### YOUR TASK
Images appear in the records below; leave them out and repeat everything else exactly.

Start of EXTRACTED INFORMATION

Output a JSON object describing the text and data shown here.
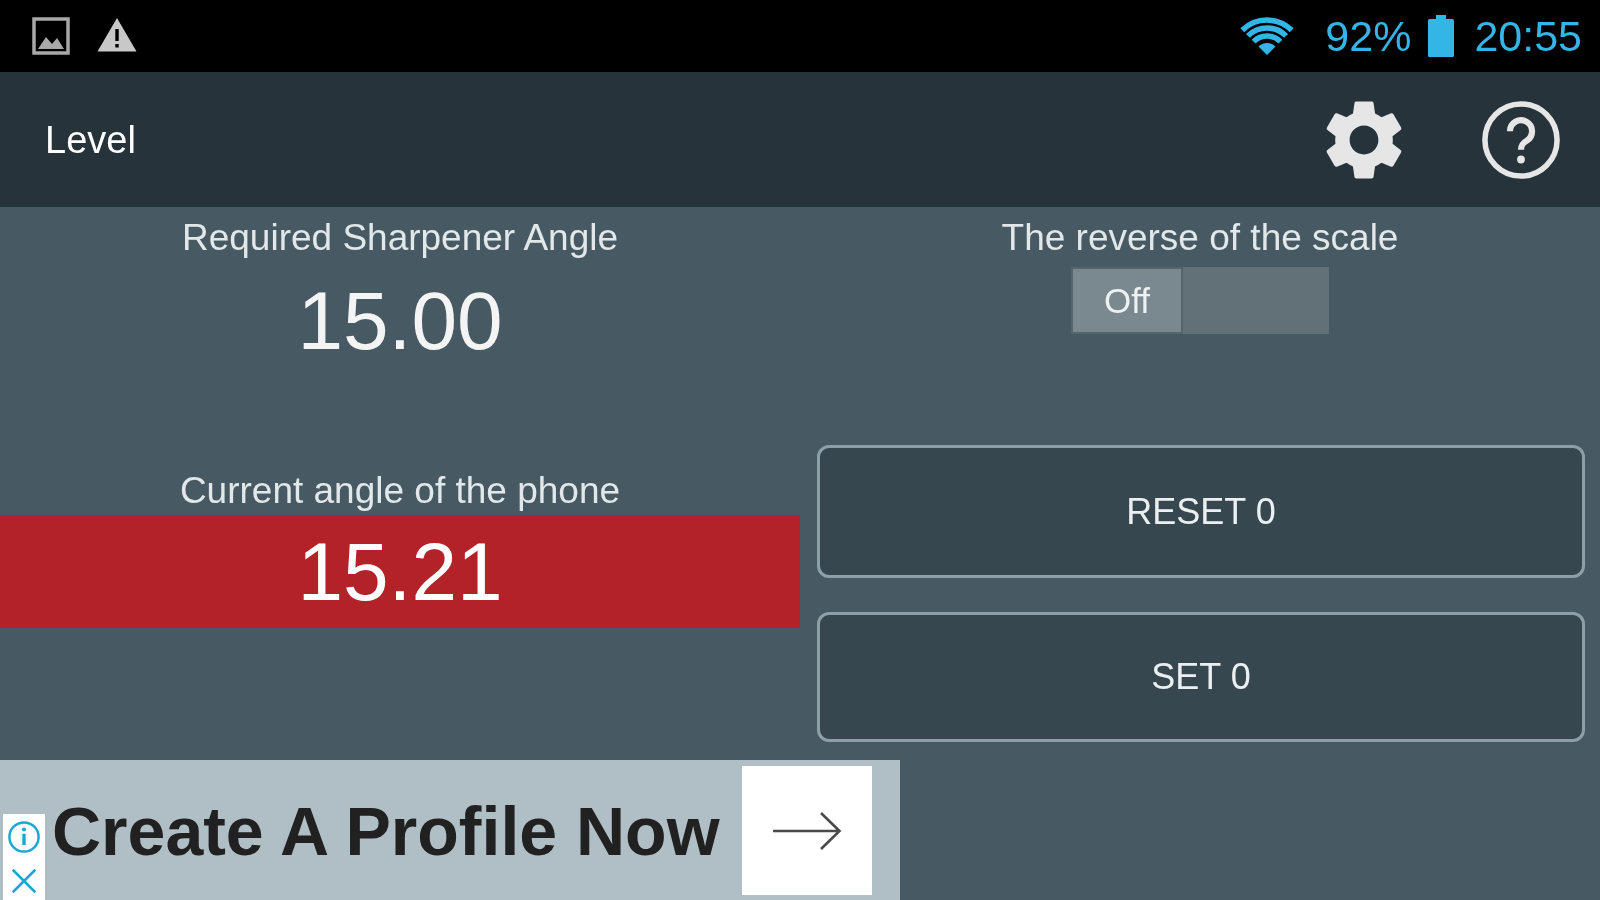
{
  "status_bar": {
    "battery": "92%",
    "time": "20:55"
  },
  "app_bar": {
    "title": "Level"
  },
  "required_angle": {
    "label": "Required Sharpener Angle",
    "value": "15.00"
  },
  "reverse_scale": {
    "label": "The reverse of the scale",
    "switch": {
      "text": "Off",
      "on": false
    }
  },
  "current_angle": {
    "label": "Current angle of the phone",
    "value": "15.21",
    "on_target": false
  },
  "buttons": [
    {
      "label": "RESET 0"
    },
    {
      "label": "SET 0"
    }
  ],
  "ad": {
    "headline": "Create A Profile Now"
  }
}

End of EXTRACTED INFORMATION

### WRITTEN RESPONSE
Output a JSON object describing the text and data shown here.
{
  "status_bar": {
    "battery": "92%",
    "time": "20:55"
  },
  "app_bar": {
    "title": "Level"
  },
  "required_angle": {
    "label": "Required Sharpener Angle",
    "value": "15.00"
  },
  "reverse_scale": {
    "label": "The reverse of the scale",
    "switch": {
      "text": "Off",
      "on": false
    }
  },
  "current_angle": {
    "label": "Current angle of the phone",
    "value": "15.21",
    "on_target": false
  },
  "buttons": [
    {
      "label": "RESET 0"
    },
    {
      "label": "SET 0"
    }
  ],
  "ad": {
    "headline": "Create A Profile Now"
  }
}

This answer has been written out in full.